___ DIE DATEN ___

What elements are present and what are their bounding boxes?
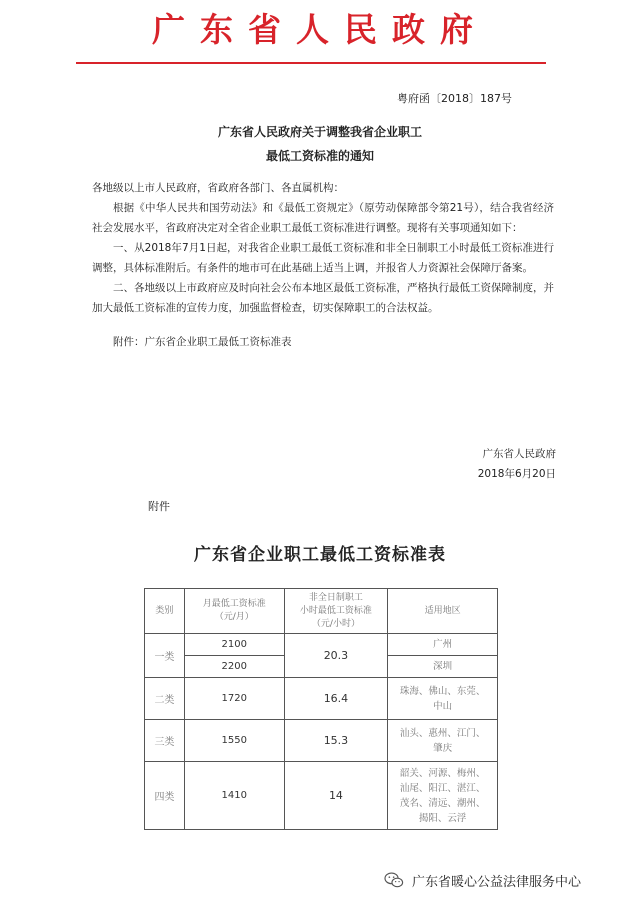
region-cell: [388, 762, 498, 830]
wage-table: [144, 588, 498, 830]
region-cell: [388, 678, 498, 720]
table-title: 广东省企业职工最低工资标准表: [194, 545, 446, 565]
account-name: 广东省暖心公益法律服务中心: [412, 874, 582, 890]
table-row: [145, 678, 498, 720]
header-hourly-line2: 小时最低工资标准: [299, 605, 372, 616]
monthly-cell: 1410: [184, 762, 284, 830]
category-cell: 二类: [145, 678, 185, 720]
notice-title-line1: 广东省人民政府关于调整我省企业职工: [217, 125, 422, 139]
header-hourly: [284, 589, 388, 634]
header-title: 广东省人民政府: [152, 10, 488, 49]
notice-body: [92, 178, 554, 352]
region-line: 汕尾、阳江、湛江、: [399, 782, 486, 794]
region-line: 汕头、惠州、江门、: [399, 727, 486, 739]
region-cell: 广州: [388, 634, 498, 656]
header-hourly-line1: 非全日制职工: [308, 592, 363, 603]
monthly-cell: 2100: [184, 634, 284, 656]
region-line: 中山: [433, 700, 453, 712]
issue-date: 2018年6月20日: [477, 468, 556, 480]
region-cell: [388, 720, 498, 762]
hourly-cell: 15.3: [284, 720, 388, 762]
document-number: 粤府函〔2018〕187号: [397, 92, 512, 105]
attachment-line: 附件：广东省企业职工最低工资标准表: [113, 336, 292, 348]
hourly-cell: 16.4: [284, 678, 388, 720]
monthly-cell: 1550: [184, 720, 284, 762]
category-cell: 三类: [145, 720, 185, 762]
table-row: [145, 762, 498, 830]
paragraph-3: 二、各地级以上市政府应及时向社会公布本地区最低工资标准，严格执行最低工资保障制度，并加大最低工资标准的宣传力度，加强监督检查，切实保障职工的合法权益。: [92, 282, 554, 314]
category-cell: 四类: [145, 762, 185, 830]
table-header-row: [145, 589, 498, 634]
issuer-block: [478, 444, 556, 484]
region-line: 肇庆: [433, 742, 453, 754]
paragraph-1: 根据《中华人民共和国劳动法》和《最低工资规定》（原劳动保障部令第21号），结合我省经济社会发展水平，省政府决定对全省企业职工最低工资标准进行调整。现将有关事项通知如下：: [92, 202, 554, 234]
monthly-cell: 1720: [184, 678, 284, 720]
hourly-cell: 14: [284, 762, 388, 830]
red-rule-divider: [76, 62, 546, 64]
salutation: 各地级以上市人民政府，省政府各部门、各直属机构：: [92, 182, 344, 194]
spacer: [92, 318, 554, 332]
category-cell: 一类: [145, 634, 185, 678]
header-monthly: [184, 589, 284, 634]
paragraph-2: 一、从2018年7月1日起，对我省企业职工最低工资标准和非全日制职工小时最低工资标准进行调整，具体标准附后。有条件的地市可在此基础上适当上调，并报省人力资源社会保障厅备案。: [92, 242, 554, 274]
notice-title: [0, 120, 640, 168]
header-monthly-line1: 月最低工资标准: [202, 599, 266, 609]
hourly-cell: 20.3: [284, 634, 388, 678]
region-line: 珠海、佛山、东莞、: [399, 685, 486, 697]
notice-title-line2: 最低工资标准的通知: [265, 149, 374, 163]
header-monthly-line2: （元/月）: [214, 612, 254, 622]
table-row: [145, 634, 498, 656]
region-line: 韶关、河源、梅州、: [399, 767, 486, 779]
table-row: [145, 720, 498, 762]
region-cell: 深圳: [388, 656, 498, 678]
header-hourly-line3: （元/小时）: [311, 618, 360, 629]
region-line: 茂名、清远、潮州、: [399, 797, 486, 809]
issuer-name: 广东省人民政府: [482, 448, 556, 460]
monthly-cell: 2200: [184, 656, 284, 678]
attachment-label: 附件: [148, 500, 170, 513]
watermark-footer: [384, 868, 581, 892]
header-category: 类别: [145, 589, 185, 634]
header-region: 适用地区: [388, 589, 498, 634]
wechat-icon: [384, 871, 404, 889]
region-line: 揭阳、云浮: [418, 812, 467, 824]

___

Schreib die Datensätze oben vollständig und wortgetreu ab. Lass die Bilder dabei weg.

What elements are present and what are their bounding boxes?
region-cell: [388, 762, 498, 830]
wage-table: [144, 588, 498, 830]
region-cell: [388, 678, 498, 720]
table-title: 广东省企业职工最低工资标准表: [194, 545, 446, 565]
account-name: 广东省暖心公益法律服务中心: [412, 874, 582, 890]
table-row: [145, 678, 498, 720]
header-hourly-line2: 小时最低工资标准: [299, 605, 372, 616]
monthly-cell: 1410: [184, 762, 284, 830]
category-cell: 二类: [145, 678, 185, 720]
notice-title-line1: 广东省人民政府关于调整我省企业职工: [217, 125, 422, 139]
header-hourly: [284, 589, 388, 634]
header-title: 广东省人民政府: [152, 10, 488, 49]
notice-body: [92, 178, 554, 352]
region-line: 汕尾、阳江、湛江、: [399, 782, 486, 794]
region-line: 汕头、惠州、江门、: [399, 727, 486, 739]
region-cell: 广州: [388, 634, 498, 656]
header-hourly-line1: 非全日制职工: [308, 592, 363, 603]
monthly-cell: 2100: [184, 634, 284, 656]
region-line: 中山: [433, 700, 453, 712]
issue-date: 2018年6月20日: [477, 468, 556, 480]
region-cell: [388, 720, 498, 762]
hourly-cell: 15.3: [284, 720, 388, 762]
document-number: 粤府函〔2018〕187号: [397, 92, 512, 105]
attachment-line: 附件：广东省企业职工最低工资标准表: [113, 336, 292, 348]
hourly-cell: 16.4: [284, 678, 388, 720]
monthly-cell: 1550: [184, 720, 284, 762]
category-cell: 三类: [145, 720, 185, 762]
table-row: [145, 762, 498, 830]
paragraph-3: 二、各地级以上市政府应及时向社会公布本地区最低工资标准，严格执行最低工资保障制度，并加大最低工资标准的宣传力度，加强监督检查，切实保障职工的合法权益。: [92, 282, 554, 314]
category-cell: 四类: [145, 762, 185, 830]
table-header-row: [145, 589, 498, 634]
issuer-block: [478, 444, 556, 484]
region-line: 肇庆: [433, 742, 453, 754]
paragraph-1: 根据《中华人民共和国劳动法》和《最低工资规定》（原劳动保障部令第21号），结合我省经济社会发展水平，省政府决定对全省企业职工最低工资标准进行调整。现将有关事项通知如下：: [92, 202, 554, 234]
monthly-cell: 1720: [184, 678, 284, 720]
hourly-cell: 14: [284, 762, 388, 830]
red-rule-divider: [76, 62, 546, 64]
salutation: 各地级以上市人民政府，省政府各部门、各直属机构：: [92, 182, 344, 194]
spacer: [92, 318, 554, 332]
category-cell: 一类: [145, 634, 185, 678]
header-monthly: [184, 589, 284, 634]
paragraph-2: 一、从2018年7月1日起，对我省企业职工最低工资标准和非全日制职工小时最低工资标准进行调整，具体标准附后。有条件的地市可在此基础上适当上调，并报省人力资源社会保障厅备案。: [92, 242, 554, 274]
notice-title: [0, 120, 640, 168]
header-monthly-line1: 月最低工资标准: [202, 599, 266, 609]
hourly-cell: 20.3: [284, 634, 388, 678]
region-line: 珠海、佛山、东莞、: [399, 685, 486, 697]
notice-title-line2: 最低工资标准的通知: [265, 149, 374, 163]
header-monthly-line2: （元/月）: [214, 612, 254, 622]
table-row: [145, 634, 498, 656]
region-line: 韶关、河源、梅州、: [399, 767, 486, 779]
table-row: [145, 720, 498, 762]
region-cell: 深圳: [388, 656, 498, 678]
header-hourly-line3: （元/小时）: [311, 618, 360, 629]
region-line: 茂名、清远、潮州、: [399, 797, 486, 809]
issuer-name: 广东省人民政府: [482, 448, 556, 460]
monthly-cell: 2200: [184, 656, 284, 678]
attachment-label: 附件: [148, 500, 170, 513]
watermark-footer: [384, 868, 581, 892]
header-category: 类别: [145, 589, 185, 634]
header-region: 适用地区: [388, 589, 498, 634]
wechat-icon: [384, 871, 404, 889]
region-line: 揭阳、云浮: [418, 812, 467, 824]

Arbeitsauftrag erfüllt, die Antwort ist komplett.